- WHAT IS NEEDED -
Among these lines, how many include "ylabel"? Answer only with the number.

---------- LISTING ----------

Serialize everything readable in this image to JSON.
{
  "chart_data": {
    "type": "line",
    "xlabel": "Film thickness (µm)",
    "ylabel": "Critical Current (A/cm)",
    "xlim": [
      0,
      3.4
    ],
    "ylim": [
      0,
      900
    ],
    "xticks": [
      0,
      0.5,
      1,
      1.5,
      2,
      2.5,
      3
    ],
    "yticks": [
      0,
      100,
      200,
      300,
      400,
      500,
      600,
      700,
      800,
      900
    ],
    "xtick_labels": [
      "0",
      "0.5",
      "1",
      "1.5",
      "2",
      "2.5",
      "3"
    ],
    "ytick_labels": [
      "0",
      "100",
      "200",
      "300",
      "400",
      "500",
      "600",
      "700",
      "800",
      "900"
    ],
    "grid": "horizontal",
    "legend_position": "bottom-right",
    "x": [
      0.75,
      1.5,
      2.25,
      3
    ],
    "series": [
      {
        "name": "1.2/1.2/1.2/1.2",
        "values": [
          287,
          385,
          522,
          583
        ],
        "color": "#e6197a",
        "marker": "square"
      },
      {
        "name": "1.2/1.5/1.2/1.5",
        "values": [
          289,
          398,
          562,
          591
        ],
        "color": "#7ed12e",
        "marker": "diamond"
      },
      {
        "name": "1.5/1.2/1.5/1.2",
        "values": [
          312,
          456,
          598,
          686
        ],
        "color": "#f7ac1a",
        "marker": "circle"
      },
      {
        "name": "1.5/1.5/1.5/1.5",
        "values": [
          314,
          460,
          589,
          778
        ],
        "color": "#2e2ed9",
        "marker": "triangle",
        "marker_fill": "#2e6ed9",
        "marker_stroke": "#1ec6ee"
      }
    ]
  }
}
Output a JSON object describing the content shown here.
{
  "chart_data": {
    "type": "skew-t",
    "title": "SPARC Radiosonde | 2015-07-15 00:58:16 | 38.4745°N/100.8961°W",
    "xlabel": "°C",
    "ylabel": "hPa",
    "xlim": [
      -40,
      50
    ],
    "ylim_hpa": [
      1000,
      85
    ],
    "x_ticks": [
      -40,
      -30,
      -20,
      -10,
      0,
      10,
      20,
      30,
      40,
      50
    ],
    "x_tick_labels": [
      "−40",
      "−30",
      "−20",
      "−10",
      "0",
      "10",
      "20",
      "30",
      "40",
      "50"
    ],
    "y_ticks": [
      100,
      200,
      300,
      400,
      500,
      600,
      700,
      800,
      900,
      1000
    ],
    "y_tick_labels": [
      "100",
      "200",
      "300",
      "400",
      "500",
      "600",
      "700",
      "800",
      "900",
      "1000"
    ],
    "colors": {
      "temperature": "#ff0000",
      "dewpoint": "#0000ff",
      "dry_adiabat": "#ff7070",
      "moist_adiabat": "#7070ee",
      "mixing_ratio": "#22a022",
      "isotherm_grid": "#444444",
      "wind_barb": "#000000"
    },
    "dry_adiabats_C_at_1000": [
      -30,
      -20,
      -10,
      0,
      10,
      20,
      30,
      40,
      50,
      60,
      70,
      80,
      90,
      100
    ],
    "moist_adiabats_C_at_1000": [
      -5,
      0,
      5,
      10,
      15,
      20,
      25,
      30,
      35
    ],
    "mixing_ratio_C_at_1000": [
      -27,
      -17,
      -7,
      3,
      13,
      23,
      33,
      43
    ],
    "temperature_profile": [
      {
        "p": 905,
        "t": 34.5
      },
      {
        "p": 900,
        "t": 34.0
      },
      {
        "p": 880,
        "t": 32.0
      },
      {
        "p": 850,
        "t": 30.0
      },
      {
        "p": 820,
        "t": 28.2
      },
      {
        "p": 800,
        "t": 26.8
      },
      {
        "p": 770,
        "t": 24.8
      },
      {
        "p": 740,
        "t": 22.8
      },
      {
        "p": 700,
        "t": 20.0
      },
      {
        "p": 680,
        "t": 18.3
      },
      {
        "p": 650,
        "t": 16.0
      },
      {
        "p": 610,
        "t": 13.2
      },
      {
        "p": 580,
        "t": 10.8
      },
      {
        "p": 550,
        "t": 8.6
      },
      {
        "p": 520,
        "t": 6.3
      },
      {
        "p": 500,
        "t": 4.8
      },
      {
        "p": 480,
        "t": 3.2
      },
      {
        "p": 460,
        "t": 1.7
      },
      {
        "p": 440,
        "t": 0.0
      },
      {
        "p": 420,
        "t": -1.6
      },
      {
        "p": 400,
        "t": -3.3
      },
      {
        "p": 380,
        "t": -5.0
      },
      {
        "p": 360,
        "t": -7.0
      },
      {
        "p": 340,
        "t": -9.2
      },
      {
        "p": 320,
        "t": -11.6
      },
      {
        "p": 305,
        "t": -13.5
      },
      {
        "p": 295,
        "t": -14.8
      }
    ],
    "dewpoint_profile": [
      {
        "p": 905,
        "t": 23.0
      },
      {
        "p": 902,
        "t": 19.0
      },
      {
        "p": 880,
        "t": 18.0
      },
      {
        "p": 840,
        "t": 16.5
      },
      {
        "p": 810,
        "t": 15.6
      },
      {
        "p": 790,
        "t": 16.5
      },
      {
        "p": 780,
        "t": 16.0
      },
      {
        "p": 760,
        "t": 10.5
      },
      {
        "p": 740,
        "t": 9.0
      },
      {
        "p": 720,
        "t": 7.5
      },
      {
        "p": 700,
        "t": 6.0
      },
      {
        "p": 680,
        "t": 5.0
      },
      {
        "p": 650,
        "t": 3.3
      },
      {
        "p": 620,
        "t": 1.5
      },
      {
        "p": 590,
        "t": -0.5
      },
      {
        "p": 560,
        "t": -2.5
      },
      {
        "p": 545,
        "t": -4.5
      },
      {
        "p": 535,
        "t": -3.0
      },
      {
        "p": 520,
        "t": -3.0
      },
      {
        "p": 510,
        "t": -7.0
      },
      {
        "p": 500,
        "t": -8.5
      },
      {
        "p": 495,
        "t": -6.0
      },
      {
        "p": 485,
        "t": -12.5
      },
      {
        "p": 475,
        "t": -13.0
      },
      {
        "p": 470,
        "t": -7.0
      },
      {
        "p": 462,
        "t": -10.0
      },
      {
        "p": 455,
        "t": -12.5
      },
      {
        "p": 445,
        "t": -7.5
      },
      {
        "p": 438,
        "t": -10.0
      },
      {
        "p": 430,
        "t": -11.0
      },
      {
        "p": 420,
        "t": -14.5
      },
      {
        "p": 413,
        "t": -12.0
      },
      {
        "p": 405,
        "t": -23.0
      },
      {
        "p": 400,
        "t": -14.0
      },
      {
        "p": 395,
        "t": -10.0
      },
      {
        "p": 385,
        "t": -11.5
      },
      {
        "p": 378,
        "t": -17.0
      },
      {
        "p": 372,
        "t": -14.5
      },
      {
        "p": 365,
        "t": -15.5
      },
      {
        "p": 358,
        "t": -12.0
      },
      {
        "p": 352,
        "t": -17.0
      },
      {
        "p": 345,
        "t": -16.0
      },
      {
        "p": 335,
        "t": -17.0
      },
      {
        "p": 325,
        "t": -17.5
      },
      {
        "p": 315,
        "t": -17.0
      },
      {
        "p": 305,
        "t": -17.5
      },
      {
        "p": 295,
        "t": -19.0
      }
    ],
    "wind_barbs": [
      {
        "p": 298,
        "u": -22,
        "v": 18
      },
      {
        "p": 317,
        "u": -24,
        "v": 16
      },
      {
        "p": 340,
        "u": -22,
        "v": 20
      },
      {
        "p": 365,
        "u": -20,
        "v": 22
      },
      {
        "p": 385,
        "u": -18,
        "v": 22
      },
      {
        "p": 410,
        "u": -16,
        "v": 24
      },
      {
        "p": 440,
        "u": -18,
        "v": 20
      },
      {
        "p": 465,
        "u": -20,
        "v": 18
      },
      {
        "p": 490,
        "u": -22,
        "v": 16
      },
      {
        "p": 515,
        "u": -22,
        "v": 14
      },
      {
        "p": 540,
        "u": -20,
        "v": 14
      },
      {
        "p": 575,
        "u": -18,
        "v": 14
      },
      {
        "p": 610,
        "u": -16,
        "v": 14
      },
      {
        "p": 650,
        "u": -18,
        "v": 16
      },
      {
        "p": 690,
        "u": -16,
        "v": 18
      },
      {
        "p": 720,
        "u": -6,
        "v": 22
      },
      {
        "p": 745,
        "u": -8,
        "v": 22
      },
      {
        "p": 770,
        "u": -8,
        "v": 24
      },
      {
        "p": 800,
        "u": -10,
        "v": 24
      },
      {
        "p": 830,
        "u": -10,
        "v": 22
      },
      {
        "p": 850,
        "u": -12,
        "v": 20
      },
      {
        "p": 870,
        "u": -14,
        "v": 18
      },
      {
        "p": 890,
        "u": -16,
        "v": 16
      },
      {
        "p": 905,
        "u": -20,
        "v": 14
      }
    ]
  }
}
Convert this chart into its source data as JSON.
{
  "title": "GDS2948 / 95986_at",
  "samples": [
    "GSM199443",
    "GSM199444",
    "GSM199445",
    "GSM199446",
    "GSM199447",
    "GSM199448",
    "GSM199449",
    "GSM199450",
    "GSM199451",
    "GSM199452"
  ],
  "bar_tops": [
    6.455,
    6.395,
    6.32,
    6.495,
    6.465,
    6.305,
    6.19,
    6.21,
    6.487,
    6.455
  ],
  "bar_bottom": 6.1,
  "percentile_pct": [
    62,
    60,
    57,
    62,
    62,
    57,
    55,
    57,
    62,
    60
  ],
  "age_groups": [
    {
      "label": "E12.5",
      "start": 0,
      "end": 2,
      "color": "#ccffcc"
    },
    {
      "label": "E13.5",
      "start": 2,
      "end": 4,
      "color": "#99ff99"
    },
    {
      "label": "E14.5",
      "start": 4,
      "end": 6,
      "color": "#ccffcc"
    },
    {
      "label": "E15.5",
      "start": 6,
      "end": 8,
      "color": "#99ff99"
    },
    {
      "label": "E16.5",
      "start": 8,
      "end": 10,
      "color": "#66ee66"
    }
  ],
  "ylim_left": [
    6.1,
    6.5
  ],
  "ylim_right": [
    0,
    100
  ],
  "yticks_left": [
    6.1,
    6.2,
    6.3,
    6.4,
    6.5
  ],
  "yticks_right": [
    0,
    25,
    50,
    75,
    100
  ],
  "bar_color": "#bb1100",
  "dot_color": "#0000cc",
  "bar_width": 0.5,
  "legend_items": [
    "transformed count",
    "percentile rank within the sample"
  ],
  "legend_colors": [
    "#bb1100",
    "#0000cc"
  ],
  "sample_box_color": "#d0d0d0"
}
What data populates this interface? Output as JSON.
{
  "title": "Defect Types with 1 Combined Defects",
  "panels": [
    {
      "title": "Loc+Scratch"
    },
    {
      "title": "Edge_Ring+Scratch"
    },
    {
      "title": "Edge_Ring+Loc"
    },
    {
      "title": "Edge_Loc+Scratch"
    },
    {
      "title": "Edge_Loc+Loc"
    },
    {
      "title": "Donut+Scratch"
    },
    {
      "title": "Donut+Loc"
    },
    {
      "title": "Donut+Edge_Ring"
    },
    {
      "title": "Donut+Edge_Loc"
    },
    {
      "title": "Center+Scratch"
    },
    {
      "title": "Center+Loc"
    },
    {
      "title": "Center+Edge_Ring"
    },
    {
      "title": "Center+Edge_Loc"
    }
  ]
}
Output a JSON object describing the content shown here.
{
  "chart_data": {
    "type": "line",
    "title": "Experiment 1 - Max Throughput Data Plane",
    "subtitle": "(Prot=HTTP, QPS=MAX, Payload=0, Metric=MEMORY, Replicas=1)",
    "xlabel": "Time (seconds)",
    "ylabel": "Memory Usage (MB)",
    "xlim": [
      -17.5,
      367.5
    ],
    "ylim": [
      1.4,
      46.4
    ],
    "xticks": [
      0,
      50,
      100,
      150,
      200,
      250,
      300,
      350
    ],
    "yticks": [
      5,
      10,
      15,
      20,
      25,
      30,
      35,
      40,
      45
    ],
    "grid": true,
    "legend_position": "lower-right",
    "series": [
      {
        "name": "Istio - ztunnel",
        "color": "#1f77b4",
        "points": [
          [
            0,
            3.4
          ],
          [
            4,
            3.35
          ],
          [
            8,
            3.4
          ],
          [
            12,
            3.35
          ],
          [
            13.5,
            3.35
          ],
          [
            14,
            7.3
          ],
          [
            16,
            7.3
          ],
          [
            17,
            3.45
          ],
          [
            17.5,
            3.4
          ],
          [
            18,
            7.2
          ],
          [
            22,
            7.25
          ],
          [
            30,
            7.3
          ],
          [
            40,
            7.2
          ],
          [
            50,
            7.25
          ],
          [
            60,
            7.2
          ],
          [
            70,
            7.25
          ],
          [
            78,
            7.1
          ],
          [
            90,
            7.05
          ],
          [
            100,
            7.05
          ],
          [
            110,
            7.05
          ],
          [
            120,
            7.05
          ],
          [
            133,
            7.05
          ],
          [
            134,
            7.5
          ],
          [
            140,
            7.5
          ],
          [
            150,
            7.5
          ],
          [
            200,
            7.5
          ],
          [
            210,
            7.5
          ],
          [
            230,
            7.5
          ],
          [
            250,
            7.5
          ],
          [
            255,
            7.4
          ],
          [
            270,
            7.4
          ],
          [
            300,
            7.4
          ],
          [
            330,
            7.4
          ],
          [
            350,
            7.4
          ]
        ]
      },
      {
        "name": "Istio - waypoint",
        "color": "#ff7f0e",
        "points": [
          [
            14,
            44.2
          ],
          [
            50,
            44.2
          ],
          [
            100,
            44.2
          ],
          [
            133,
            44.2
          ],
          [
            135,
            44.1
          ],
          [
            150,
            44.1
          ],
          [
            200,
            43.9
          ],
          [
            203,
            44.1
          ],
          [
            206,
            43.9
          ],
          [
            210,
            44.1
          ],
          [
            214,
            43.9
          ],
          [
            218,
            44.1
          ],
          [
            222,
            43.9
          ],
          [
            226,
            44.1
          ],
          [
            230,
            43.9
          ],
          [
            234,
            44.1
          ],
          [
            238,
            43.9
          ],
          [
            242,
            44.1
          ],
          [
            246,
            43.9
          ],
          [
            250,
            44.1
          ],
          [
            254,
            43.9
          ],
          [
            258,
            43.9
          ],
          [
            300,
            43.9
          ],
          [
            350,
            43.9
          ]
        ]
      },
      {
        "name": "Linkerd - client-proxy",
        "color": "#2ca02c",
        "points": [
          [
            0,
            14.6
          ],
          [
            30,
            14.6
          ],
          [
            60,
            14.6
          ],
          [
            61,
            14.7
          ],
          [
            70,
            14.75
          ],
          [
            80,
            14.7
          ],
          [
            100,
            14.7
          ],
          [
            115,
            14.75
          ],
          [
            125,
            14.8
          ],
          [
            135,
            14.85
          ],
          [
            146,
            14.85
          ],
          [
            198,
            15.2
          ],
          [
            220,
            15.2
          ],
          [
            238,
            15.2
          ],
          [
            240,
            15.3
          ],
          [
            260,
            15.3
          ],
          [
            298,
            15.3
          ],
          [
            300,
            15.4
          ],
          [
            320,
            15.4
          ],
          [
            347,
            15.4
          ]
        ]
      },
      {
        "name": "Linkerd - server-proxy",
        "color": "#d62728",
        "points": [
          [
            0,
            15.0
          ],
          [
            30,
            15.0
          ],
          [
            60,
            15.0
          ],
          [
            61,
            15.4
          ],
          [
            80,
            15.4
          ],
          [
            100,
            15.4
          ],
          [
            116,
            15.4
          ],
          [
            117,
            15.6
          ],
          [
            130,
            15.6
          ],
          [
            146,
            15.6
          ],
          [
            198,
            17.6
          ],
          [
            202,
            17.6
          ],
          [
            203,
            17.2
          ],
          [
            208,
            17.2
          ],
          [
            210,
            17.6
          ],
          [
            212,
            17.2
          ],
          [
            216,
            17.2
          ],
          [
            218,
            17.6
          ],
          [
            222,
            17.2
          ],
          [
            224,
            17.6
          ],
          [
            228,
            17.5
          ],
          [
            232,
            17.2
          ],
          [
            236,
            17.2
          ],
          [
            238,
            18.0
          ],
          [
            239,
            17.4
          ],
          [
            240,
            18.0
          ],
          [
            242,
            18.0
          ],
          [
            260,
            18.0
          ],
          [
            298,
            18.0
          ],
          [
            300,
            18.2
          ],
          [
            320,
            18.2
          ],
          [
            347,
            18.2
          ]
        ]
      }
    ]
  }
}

----------

- ANSWER BELOW -
3